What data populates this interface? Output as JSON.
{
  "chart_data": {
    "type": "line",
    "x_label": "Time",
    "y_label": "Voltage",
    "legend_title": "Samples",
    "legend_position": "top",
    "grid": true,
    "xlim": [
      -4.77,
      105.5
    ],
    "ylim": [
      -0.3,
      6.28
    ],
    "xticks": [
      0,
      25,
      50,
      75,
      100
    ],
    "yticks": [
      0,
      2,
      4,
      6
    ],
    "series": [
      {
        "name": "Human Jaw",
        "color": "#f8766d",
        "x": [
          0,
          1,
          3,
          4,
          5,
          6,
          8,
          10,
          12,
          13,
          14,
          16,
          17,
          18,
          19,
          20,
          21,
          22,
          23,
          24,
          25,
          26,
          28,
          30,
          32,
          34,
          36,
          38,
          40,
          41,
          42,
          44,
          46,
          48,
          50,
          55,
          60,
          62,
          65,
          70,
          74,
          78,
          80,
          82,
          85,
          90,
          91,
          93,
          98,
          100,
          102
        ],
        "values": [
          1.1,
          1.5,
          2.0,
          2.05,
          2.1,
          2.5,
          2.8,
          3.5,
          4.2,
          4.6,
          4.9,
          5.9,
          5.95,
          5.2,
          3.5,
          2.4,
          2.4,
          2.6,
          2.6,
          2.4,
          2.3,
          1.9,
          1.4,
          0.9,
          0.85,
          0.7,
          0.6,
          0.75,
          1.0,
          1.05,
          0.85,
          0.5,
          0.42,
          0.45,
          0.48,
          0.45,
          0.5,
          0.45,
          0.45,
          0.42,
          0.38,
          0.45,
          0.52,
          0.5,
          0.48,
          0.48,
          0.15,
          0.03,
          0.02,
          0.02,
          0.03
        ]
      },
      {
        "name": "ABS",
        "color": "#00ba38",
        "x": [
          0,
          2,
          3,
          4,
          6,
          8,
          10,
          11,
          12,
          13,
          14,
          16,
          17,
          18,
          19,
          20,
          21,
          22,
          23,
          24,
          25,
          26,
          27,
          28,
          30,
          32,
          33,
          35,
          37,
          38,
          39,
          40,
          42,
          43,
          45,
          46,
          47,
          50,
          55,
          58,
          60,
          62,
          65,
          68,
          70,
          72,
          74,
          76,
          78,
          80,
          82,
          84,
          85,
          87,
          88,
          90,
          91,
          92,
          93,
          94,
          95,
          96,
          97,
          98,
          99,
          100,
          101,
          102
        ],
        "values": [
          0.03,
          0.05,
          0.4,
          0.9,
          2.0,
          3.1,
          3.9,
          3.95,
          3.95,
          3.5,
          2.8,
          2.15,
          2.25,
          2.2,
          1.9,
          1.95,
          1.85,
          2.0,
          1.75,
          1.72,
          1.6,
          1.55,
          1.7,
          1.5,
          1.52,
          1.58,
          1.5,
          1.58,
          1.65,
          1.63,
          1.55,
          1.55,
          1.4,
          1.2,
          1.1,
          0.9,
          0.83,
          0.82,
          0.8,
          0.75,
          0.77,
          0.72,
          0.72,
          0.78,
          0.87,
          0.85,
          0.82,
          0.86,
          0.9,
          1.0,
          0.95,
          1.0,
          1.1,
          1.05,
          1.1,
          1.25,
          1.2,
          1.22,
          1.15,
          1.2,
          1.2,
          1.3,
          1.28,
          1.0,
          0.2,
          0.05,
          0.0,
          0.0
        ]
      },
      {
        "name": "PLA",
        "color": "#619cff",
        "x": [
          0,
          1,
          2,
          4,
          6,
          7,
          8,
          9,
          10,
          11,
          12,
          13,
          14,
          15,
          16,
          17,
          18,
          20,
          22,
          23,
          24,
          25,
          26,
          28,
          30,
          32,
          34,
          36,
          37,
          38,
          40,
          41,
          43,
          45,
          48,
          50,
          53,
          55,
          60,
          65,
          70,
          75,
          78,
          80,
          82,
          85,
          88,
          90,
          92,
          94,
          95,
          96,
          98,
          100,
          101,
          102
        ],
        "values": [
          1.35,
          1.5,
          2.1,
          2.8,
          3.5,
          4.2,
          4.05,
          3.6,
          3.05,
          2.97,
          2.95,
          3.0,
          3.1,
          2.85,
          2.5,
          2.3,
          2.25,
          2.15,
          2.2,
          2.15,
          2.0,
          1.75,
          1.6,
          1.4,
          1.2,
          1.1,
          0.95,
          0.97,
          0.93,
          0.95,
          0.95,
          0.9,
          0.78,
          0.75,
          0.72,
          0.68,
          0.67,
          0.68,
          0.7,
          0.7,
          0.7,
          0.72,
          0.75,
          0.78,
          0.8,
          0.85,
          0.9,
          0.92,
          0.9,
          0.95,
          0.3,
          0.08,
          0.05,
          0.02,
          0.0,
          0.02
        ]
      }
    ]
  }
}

○ ○ ○ ○ ○

• **EXERCISE**
Within the material above, find the lines that contain the word "color"; copy them.

• **WRITTEN ANSWER**
        "color": "#f8766d",
        "color": "#00ba38",
        "color": "#619cff",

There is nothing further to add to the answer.